What is required: Restate the entries below verbatim.

(Dataset records)
[Begin]
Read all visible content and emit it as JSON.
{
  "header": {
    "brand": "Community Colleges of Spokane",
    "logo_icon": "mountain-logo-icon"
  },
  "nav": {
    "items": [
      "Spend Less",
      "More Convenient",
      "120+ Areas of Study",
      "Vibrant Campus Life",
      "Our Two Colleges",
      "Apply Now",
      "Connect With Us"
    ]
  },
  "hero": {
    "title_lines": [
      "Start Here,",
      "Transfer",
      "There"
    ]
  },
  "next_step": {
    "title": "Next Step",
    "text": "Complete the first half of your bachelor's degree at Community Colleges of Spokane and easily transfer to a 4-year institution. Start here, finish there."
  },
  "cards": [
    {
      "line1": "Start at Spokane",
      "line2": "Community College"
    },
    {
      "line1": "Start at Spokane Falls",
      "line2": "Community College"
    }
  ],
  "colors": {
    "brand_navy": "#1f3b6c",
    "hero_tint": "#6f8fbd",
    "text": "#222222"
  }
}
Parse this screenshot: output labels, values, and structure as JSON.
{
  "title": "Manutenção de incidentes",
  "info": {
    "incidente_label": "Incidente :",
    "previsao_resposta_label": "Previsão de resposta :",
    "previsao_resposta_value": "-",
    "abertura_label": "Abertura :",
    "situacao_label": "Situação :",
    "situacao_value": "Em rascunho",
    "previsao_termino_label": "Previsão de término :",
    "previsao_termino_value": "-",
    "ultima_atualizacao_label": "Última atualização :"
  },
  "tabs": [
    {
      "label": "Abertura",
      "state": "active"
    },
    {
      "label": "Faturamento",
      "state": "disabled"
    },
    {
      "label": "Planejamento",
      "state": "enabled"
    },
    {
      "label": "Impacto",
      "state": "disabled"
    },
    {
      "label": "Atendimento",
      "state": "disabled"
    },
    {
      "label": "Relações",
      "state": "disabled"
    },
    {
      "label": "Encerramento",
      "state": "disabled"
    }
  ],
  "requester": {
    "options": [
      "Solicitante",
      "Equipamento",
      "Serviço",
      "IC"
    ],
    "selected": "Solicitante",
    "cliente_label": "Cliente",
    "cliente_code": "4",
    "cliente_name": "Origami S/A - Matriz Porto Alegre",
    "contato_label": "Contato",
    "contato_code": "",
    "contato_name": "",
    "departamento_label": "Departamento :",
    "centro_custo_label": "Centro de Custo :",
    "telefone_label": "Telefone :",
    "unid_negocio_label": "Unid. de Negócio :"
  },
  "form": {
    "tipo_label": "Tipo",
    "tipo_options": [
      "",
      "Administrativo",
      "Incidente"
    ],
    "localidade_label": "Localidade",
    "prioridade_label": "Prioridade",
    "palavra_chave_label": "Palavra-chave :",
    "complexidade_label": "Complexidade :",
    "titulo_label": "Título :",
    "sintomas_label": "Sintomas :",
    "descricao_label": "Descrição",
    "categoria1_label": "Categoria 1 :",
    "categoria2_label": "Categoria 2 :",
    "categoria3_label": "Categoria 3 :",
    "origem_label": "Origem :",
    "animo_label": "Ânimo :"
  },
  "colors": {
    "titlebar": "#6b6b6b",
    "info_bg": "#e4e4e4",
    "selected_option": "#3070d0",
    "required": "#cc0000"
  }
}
[End]
Completed exercise:
Read all visible content and emit it as JSON.
{
  "header": {
    "brand": "Community Colleges of Spokane",
    "logo_icon": "mountain-logo-icon"
  },
  "nav": {
    "items": [
      "Spend Less",
      "More Convenient",
      "120+ Areas of Study",
      "Vibrant Campus Life",
      "Our Two Colleges",
      "Apply Now",
      "Connect With Us"
    ]
  },
  "hero": {
    "title_lines": [
      "Start Here,",
      "Transfer",
      "There"
    ]
  },
  "next_step": {
    "title": "Next Step",
    "text": "Complete the first half of your bachelor's degree at Community Colleges of Spokane and easily transfer to a 4-year institution. Start here, finish there."
  },
  "cards": [
    {
      "line1": "Start at Spokane",
      "line2": "Community College"
    },
    {
      "line1": "Start at Spokane Falls",
      "line2": "Community College"
    }
  ],
  "colors": {
    "brand_navy": "#1f3b6c",
    "hero_tint": "#6f8fbd",
    "text": "#222222"
  }
}
Parse this screenshot: output labels, values, and structure as JSON.
{
  "title": "Manutenção de incidentes",
  "info": {
    "incidente_label": "Incidente :",
    "previsao_resposta_label": "Previsão de resposta :",
    "previsao_resposta_value": "-",
    "abertura_label": "Abertura :",
    "situacao_label": "Situação :",
    "situacao_value": "Em rascunho",
    "previsao_termino_label": "Previsão de término :",
    "previsao_termino_value": "-",
    "ultima_atualizacao_label": "Última atualização :"
  },
  "tabs": [
    {
      "label": "Abertura",
      "state": "active"
    },
    {
      "label": "Faturamento",
      "state": "disabled"
    },
    {
      "label": "Planejamento",
      "state": "enabled"
    },
    {
      "label": "Impacto",
      "state": "disabled"
    },
    {
      "label": "Atendimento",
      "state": "disabled"
    },
    {
      "label": "Relações",
      "state": "disabled"
    },
    {
      "label": "Encerramento",
      "state": "disabled"
    }
  ],
  "requester": {
    "options": [
      "Solicitante",
      "Equipamento",
      "Serviço",
      "IC"
    ],
    "selected": "Solicitante",
    "cliente_label": "Cliente",
    "cliente_code": "4",
    "cliente_name": "Origami S/A - Matriz Porto Alegre",
    "contato_label": "Contato",
    "contato_code": "",
    "contato_name": "",
    "departamento_label": "Departamento :",
    "centro_custo_label": "Centro de Custo :",
    "telefone_label": "Telefone :",
    "unid_negocio_label": "Unid. de Negócio :"
  },
  "form": {
    "tipo_label": "Tipo",
    "tipo_options": [
      "",
      "Administrativo",
      "Incidente"
    ],
    "localidade_label": "Localidade",
    "prioridade_label": "Prioridade",
    "palavra_chave_label": "Palavra-chave :",
    "complexidade_label": "Complexidade :",
    "titulo_label": "Título :",
    "sintomas_label": "Sintomas :",
    "descricao_label": "Descrição",
    "categoria1_label": "Categoria 1 :",
    "categoria2_label": "Categoria 2 :",
    "categoria3_label": "Categoria 3 :",
    "origem_label": "Origem :",
    "animo_label": "Ânimo :"
  },
  "colors": {
    "titlebar": "#6b6b6b",
    "info_bg": "#e4e4e4",
    "selected_option": "#3070d0",
    "required": "#cc0000"
  }
}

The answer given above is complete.